Supplied material:

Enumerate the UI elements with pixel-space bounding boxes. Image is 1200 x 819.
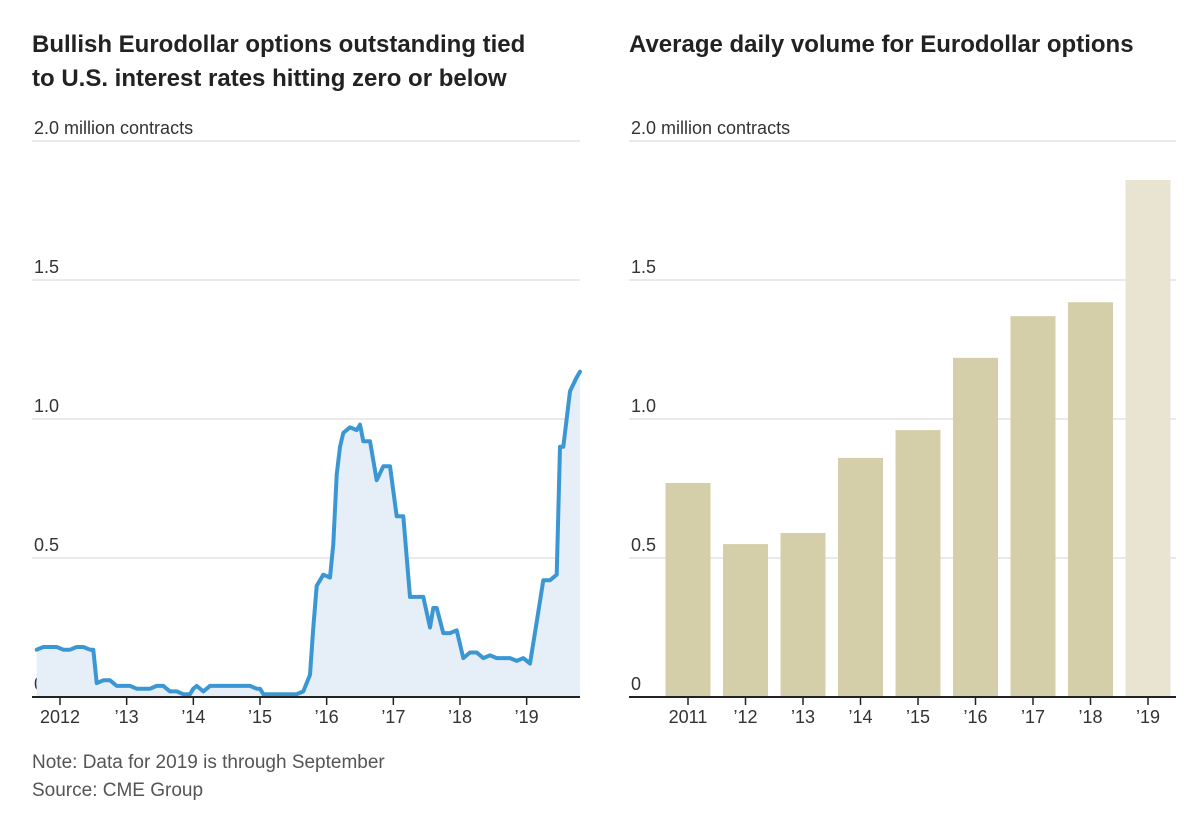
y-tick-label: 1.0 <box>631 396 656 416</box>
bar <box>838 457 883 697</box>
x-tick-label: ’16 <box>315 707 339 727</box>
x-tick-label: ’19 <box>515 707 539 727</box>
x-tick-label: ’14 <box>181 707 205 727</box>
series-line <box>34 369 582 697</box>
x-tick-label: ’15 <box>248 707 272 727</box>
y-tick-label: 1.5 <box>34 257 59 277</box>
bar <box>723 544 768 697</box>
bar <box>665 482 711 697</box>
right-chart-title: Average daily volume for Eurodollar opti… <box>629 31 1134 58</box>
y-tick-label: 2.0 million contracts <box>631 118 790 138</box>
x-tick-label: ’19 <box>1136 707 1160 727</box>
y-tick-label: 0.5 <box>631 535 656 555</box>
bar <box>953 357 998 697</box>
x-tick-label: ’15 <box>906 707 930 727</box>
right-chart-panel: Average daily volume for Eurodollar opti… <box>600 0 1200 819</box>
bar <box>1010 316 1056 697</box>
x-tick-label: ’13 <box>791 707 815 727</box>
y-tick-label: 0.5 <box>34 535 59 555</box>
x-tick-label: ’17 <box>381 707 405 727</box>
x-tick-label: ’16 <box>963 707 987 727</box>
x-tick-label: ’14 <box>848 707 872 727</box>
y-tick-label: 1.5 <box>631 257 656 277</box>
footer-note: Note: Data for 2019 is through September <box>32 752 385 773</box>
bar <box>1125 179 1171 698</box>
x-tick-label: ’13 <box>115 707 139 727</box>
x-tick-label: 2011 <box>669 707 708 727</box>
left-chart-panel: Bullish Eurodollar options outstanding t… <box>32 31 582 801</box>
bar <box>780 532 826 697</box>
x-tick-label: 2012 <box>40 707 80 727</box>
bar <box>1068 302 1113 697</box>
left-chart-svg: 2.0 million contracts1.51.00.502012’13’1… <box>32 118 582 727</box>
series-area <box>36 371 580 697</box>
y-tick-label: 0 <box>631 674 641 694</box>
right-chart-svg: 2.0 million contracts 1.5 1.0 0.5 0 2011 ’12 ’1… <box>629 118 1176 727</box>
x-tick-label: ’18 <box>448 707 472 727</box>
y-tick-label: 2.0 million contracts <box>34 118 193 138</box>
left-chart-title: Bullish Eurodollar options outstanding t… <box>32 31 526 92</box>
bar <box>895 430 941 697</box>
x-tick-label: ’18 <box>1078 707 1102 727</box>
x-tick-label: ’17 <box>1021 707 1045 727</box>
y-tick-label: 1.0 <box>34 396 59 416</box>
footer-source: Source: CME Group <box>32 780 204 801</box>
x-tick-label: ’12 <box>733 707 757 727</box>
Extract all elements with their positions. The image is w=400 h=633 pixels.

* * *

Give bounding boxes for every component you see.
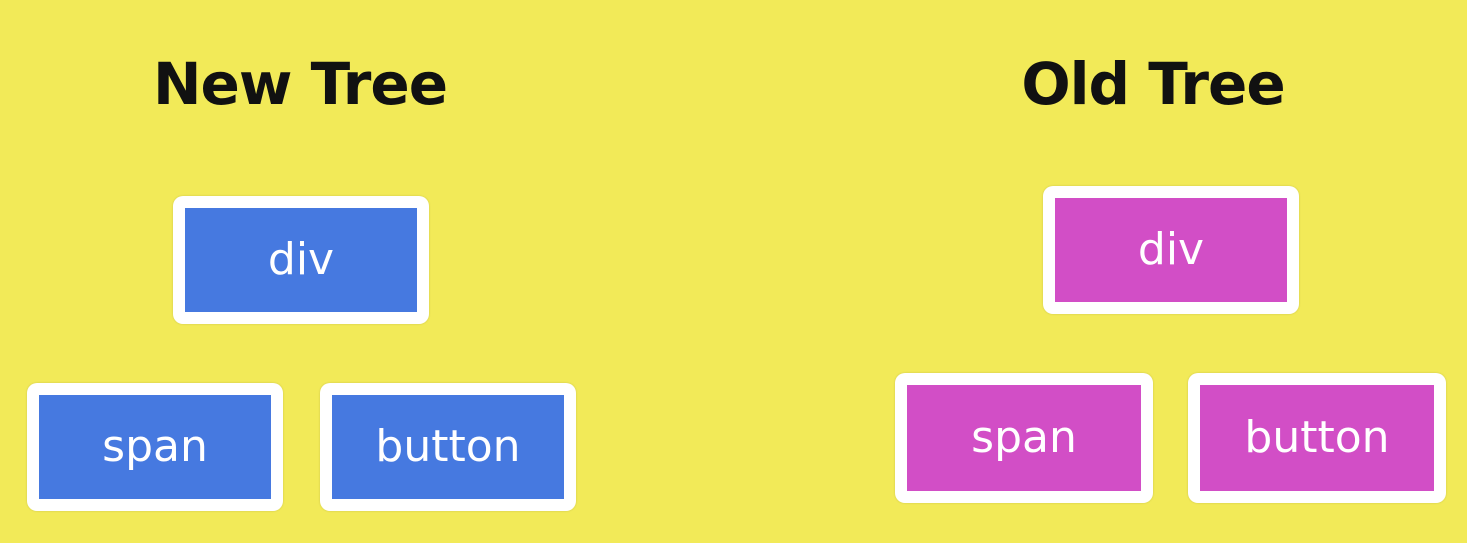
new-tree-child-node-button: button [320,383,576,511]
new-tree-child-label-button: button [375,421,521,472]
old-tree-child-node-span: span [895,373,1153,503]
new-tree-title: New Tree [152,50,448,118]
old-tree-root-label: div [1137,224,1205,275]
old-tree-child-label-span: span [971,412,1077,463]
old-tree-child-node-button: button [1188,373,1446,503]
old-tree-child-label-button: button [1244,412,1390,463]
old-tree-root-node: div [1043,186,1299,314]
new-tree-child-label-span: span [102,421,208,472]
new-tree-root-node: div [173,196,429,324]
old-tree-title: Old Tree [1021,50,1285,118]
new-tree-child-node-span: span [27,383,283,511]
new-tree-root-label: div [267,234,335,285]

Exercise: Reproduce, character for character, the lines of the records from the line containing "new-tree-child-node-button: button [320,383,576,511]" up to and including the line containing "old-tree-child-node-button: button [1188,373,1446,503]".

Result of this task:
new-tree-child-node-button: button [320,383,576,511]
new-tree-child-label-button: button [375,421,521,472]
old-tree-child-node-span: span [895,373,1153,503]
new-tree-title: New Tree [152,50,448,118]
old-tree-root-label: div [1137,224,1205,275]
old-tree-child-label-span: span [971,412,1077,463]
old-tree-child-node-button: button [1188,373,1446,503]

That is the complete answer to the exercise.